> **FRAGMENTO DE TEXTO**:
--------------------------------------------------
EL TESORO MASCULINO (II)
El verdadero
tesoro masculino escondido es hoy día la auténtica fuerza masculina. No la
fuerza bruta, el machismo, la violencia de género, los gestos competitivos de
los deportistas ni las caras enfadadas, casi agresivas, de muchos de los
modelos obligados a posar con un caparazón de dureza. Me refiero a la fuerza de
poder mantener el propio propósito, de persistir en el destino trazado, de
sostener las mareas emocionales de la contraparte femenina, sin miedo, ira,
ausencia, silencios hostiles ni huídas.
En la década de
los ochenta, Robert Bly lideró en Estados Unidos un movimiento para que los
hombres recuperasen su fuerza masculina. Reflejo de sus experiencias publicó en
1990 su ya clásico “Iron John” o Juan de Hierro, basado en una leyenda
ancestral recogida por los hermanos Grim. En España se publicó con el subtítulo
“La primera respuesta no machista al
feminismo” (Plaza y Janés,
Barcelona, 1990). Ha llovido mucho desde entonces, y el movimiento de hombres
conscientes ha progresado mucho y derivado en orientaciones distintas. Sin
embargo, muchos de los razonamientos y motivaciones de este reconocido poeta y
escritor siguen vigentes. Sobre todo en España, que parece ir con dos décadas
de retraso en todo lo que se refiere a desarrollo personal y apertura a nuevos
paradigmas.
--------------------------------------------------
> **DATOS DE ENTRADA**:
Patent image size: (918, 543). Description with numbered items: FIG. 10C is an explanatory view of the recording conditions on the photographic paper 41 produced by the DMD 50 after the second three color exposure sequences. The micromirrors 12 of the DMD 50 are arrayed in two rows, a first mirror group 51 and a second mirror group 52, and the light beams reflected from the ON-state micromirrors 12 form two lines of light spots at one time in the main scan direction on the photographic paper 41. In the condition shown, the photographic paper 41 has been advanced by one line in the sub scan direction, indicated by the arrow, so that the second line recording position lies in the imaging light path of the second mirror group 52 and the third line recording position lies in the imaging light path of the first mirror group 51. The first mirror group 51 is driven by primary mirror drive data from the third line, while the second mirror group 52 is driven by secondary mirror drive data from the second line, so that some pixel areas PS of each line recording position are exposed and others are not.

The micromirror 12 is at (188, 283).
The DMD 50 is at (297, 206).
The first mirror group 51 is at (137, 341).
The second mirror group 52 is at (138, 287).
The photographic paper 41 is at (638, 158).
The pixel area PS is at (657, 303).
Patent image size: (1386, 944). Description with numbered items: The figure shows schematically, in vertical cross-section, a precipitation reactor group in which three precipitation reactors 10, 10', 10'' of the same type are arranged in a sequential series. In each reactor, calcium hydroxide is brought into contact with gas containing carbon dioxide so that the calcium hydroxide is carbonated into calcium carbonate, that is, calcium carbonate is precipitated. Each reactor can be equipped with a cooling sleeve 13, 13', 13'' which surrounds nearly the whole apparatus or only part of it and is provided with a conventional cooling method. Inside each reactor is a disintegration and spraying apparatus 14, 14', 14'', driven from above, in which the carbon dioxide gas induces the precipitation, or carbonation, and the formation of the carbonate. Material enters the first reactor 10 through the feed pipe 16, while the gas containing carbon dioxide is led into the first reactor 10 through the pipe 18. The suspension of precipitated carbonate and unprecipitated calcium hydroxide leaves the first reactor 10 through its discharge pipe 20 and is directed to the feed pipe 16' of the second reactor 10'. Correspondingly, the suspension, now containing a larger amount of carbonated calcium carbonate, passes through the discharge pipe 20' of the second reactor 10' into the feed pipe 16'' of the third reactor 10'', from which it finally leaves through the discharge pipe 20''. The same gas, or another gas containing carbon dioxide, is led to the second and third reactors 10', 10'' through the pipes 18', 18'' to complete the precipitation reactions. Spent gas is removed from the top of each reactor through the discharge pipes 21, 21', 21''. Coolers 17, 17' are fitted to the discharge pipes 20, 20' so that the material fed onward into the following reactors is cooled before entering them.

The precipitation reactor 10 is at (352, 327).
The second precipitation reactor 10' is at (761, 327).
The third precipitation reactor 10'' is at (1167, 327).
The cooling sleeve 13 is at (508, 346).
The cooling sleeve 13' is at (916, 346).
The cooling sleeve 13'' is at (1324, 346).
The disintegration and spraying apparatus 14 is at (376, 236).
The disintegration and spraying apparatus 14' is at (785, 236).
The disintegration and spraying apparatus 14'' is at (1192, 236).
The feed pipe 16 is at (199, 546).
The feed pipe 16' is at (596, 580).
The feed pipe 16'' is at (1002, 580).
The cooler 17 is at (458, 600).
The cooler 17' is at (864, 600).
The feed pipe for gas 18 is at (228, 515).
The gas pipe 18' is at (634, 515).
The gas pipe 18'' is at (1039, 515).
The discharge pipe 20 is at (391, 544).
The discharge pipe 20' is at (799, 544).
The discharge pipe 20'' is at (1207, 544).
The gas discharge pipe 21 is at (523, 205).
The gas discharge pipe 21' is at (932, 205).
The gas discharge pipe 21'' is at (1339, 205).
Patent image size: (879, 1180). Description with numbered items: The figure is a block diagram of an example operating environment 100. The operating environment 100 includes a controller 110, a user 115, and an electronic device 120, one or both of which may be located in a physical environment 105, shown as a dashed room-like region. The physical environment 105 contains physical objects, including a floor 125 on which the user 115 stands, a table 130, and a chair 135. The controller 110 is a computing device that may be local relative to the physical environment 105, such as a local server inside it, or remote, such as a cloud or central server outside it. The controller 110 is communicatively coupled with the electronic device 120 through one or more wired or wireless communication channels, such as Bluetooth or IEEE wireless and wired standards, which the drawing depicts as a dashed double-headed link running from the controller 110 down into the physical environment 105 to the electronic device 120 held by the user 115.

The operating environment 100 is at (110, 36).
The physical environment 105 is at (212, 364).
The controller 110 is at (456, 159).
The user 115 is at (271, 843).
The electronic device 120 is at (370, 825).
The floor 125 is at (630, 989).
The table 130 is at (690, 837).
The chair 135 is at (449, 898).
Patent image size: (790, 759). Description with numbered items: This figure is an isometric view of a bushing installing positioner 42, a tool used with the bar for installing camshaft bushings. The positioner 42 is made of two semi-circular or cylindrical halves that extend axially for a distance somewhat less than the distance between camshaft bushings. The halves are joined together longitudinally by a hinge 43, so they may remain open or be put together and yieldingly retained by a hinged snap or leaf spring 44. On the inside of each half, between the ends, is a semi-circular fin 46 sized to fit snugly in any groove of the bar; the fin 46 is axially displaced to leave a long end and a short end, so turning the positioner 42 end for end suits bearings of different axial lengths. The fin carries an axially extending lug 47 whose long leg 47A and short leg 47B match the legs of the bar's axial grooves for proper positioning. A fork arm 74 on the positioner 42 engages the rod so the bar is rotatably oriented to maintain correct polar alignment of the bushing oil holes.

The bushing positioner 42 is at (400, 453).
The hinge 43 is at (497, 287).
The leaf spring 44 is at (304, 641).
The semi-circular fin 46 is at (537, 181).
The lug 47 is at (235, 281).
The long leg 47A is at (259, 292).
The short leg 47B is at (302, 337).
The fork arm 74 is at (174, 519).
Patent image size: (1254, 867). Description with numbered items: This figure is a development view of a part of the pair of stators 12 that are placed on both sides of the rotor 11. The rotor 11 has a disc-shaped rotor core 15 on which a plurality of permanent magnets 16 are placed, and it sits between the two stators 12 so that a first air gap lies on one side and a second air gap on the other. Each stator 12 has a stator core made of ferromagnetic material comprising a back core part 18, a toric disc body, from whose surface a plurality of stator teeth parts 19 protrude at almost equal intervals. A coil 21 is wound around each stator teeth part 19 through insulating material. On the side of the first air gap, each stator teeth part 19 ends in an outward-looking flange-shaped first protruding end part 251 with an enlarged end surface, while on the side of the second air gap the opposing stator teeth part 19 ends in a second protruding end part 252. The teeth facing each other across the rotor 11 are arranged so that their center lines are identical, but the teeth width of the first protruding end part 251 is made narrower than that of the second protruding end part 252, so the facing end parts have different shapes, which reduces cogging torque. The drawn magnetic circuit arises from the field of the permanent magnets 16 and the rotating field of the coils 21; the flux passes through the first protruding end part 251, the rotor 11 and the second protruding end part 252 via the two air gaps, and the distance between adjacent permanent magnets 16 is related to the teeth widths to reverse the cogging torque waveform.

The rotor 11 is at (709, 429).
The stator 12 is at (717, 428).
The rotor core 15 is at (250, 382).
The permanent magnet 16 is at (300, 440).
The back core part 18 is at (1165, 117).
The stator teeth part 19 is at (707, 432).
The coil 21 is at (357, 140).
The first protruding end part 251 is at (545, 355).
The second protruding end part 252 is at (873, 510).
--------------------------------------------------
> **TU TAREA**: Según el texto sobre el tesoro masculino, ¿sin qué hay que sostener las mareas emocionales de la contraparte femenina? Enuméralo todo.

> **RESULTADO**:
- miedo
- ira
- ausencia
- silencios hostiles
- huídas